[Exercise objective]
Make a verbatim copy of the entries below; pictures stay out.

[Materials provided]
— START —
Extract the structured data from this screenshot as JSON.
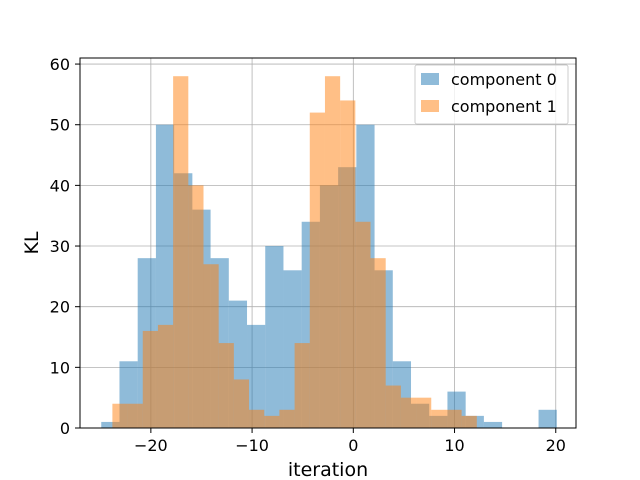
{
  "chart_data": {
    "type": "bar",
    "xlabel": "iteration",
    "ylabel": "KL",
    "xlim": [
      -27,
      22
    ],
    "ylim": [
      0,
      61
    ],
    "xticks": [
      -20,
      -10,
      0,
      10,
      20
    ],
    "xtick_labels": [
      "−20",
      "−10",
      "0",
      "10",
      "20"
    ],
    "yticks": [
      0,
      10,
      20,
      30,
      40,
      50,
      60
    ],
    "ytick_labels": [
      "0",
      "10",
      "20",
      "30",
      "40",
      "50",
      "60"
    ],
    "grid": true,
    "legend_position": "top-right",
    "series": [
      {
        "name": "component 0",
        "color": "#1f77b4",
        "bin_width": 1.8,
        "bins": [
          [
            -24.9,
            1
          ],
          [
            -23.1,
            11
          ],
          [
            -21.3,
            28
          ],
          [
            -19.5,
            50
          ],
          [
            -17.7,
            42
          ],
          [
            -15.9,
            36
          ],
          [
            -14.1,
            28
          ],
          [
            -12.3,
            21
          ],
          [
            -10.5,
            17
          ],
          [
            -8.7,
            30
          ],
          [
            -6.9,
            26
          ],
          [
            -5.1,
            34
          ],
          [
            -3.3,
            40
          ],
          [
            -1.5,
            43
          ],
          [
            0.3,
            50
          ],
          [
            2.1,
            26
          ],
          [
            3.9,
            11
          ],
          [
            5.7,
            4
          ],
          [
            7.5,
            2
          ],
          [
            9.3,
            6
          ],
          [
            11.1,
            2
          ],
          [
            12.9,
            1
          ],
          [
            14.7,
            0
          ],
          [
            16.5,
            0
          ],
          [
            18.3,
            3
          ]
        ]
      },
      {
        "name": "component 1",
        "color": "#ff7f0e",
        "bin_width": 1.5,
        "bins": [
          [
            -23.8,
            4
          ],
          [
            -22.3,
            4
          ],
          [
            -20.8,
            16
          ],
          [
            -19.3,
            17
          ],
          [
            -17.8,
            58
          ],
          [
            -16.3,
            40
          ],
          [
            -14.8,
            27
          ],
          [
            -13.3,
            14
          ],
          [
            -11.8,
            8
          ],
          [
            -10.3,
            3
          ],
          [
            -8.8,
            2
          ],
          [
            -7.3,
            3
          ],
          [
            -5.8,
            14
          ],
          [
            -4.3,
            52
          ],
          [
            -2.8,
            58
          ],
          [
            -1.3,
            54
          ],
          [
            0.2,
            34
          ],
          [
            1.7,
            28
          ],
          [
            3.2,
            7
          ],
          [
            4.7,
            5
          ],
          [
            6.2,
            5
          ],
          [
            7.7,
            3
          ],
          [
            9.2,
            3
          ],
          [
            10.7,
            2
          ]
        ]
      }
    ]
  }
}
— END —
[Finished exercise]
Extract the structured data from this screenshot as JSON.
{
  "chart_data": {
    "type": "bar",
    "xlabel": "iteration",
    "ylabel": "KL",
    "xlim": [
      -27,
      22
    ],
    "ylim": [
      0,
      61
    ],
    "xticks": [
      -20,
      -10,
      0,
      10,
      20
    ],
    "xtick_labels": [
      "−20",
      "−10",
      "0",
      "10",
      "20"
    ],
    "yticks": [
      0,
      10,
      20,
      30,
      40,
      50,
      60
    ],
    "ytick_labels": [
      "0",
      "10",
      "20",
      "30",
      "40",
      "50",
      "60"
    ],
    "grid": true,
    "legend_position": "top-right",
    "series": [
      {
        "name": "component 0",
        "color": "#1f77b4",
        "bin_width": 1.8,
        "bins": [
          [
            -24.9,
            1
          ],
          [
            -23.1,
            11
          ],
          [
            -21.3,
            28
          ],
          [
            -19.5,
            50
          ],
          [
            -17.7,
            42
          ],
          [
            -15.9,
            36
          ],
          [
            -14.1,
            28
          ],
          [
            -12.3,
            21
          ],
          [
            -10.5,
            17
          ],
          [
            -8.7,
            30
          ],
          [
            -6.9,
            26
          ],
          [
            -5.1,
            34
          ],
          [
            -3.3,
            40
          ],
          [
            -1.5,
            43
          ],
          [
            0.3,
            50
          ],
          [
            2.1,
            26
          ],
          [
            3.9,
            11
          ],
          [
            5.7,
            4
          ],
          [
            7.5,
            2
          ],
          [
            9.3,
            6
          ],
          [
            11.1,
            2
          ],
          [
            12.9,
            1
          ],
          [
            14.7,
            0
          ],
          [
            16.5,
            0
          ],
          [
            18.3,
            3
          ]
        ]
      },
      {
        "name": "component 1",
        "color": "#ff7f0e",
        "bin_width": 1.5,
        "bins": [
          [
            -23.8,
            4
          ],
          [
            -22.3,
            4
          ],
          [
            -20.8,
            16
          ],
          [
            -19.3,
            17
          ],
          [
            -17.8,
            58
          ],
          [
            -16.3,
            40
          ],
          [
            -14.8,
            27
          ],
          [
            -13.3,
            14
          ],
          [
            -11.8,
            8
          ],
          [
            -10.3,
            3
          ],
          [
            -8.8,
            2
          ],
          [
            -7.3,
            3
          ],
          [
            -5.8,
            14
          ],
          [
            -4.3,
            52
          ],
          [
            -2.8,
            58
          ],
          [
            -1.3,
            54
          ],
          [
            0.2,
            34
          ],
          [
            1.7,
            28
          ],
          [
            3.2,
            7
          ],
          [
            4.7,
            5
          ],
          [
            6.2,
            5
          ],
          [
            7.7,
            3
          ],
          [
            9.2,
            3
          ],
          [
            10.7,
            2
          ]
        ]
      }
    ]
  }
}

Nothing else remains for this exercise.